Goal — Output the material from its first line through the line containing "heart-outline-icon[interactable] [1028,46,1068,82]", inclusive, as a Markdown table with the columns "Index" and "Text", giving each line its row number and omitting blank lines.

Information shown —
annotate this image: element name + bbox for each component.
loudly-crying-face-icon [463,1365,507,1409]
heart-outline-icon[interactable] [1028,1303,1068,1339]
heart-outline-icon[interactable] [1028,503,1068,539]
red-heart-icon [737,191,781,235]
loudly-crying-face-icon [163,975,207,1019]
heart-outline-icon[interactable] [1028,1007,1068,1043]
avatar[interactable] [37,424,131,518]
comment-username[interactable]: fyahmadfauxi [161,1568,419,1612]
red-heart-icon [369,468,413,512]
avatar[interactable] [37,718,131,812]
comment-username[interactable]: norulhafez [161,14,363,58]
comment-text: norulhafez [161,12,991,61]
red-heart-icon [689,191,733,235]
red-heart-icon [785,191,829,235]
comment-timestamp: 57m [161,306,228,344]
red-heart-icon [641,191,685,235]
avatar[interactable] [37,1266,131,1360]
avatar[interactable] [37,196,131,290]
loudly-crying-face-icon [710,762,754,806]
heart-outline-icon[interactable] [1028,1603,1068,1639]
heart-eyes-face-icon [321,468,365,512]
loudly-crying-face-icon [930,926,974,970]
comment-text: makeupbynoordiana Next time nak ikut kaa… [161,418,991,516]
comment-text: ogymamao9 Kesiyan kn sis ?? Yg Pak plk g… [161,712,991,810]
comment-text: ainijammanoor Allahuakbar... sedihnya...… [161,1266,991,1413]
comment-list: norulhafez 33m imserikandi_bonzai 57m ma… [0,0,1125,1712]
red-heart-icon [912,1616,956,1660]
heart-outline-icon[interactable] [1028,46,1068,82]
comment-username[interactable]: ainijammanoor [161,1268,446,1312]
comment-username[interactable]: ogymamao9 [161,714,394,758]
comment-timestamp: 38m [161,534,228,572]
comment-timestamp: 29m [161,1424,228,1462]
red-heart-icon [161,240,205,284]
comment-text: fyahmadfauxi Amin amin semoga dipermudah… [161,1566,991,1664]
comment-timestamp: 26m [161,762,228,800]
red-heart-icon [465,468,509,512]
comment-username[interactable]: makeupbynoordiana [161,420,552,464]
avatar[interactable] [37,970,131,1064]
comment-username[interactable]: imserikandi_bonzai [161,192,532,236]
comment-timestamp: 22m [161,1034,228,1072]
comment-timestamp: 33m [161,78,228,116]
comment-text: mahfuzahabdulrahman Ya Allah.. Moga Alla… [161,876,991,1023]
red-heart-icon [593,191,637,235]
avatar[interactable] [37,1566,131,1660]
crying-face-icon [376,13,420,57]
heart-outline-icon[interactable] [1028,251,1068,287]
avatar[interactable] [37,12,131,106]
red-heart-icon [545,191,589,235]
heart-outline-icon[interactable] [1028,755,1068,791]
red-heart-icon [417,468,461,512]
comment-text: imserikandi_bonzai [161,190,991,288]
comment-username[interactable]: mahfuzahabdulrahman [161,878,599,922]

Reply to the exercise —
| Index | Text |
|---|---|
| 1 | annotate this image: element name + bbox for each component. |
| 2 | loudly-crying-face-icon [463,1365,507,1409] |
| 3 | heart-outline-icon[interactable] [1028,1303,1068,1339] |
| 4 | heart-outline-icon[interactable] [1028,503,1068,539] |
| 5 | red-heart-icon [737,191,781,235] |
| 6 | loudly-crying-face-icon [163,975,207,1019] |
| 7 | heart-outline-icon[interactable] [1028,1007,1068,1043] |
| 8 | avatar[interactable] [37,424,131,518] |
| 9 | comment-username[interactable]: fyahmadfauxi [161,1568,419,1612] |
| 10 | red-heart-icon [369,468,413,512] |
| 11 | avatar[interactable] [37,718,131,812] |
| 12 | comment-username[interactable]: norulhafez [161,14,363,58] |
| 13 | comment-text: norulhafez [161,12,991,61] |
| 14 | red-heart-icon [689,191,733,235] |
| 15 | red-heart-icon [785,191,829,235] |
| 16 | comment-timestamp: 57m [161,306,228,344] |
| 17 | red-heart-icon [641,191,685,235] |
| 18 | avatar[interactable] [37,1266,131,1360] |
| 19 | avatar[interactable] [37,196,131,290] |
| 20 | loudly-crying-face-icon [710,762,754,806] |
| 21 | heart-outline-icon[interactable] [1028,1603,1068,1639] |
| 22 | heart-eyes-face-icon [321,468,365,512] |
| 23 | loudly-crying-face-icon [930,926,974,970] |
| 24 | comment-text: makeupbynoordiana Next time nak ikut kaa… [161,418,991,516] |
| 25 | comment-text: ogymamao9 Kesiyan kn sis ?? Yg Pak plk g… [161,712,991,810] |
| 26 | comment-text: ainijammanoor Allahuakbar... sedihnya...… [161,1266,991,1413] |
| 27 | comment-list: norulhafez 33m imserikandi_bonzai 57m ma… [0,0,1125,1712] |
| 28 | red-heart-icon [912,1616,956,1660] |
| 29 | heart-outline-icon[interactable] [1028,46,1068,82] |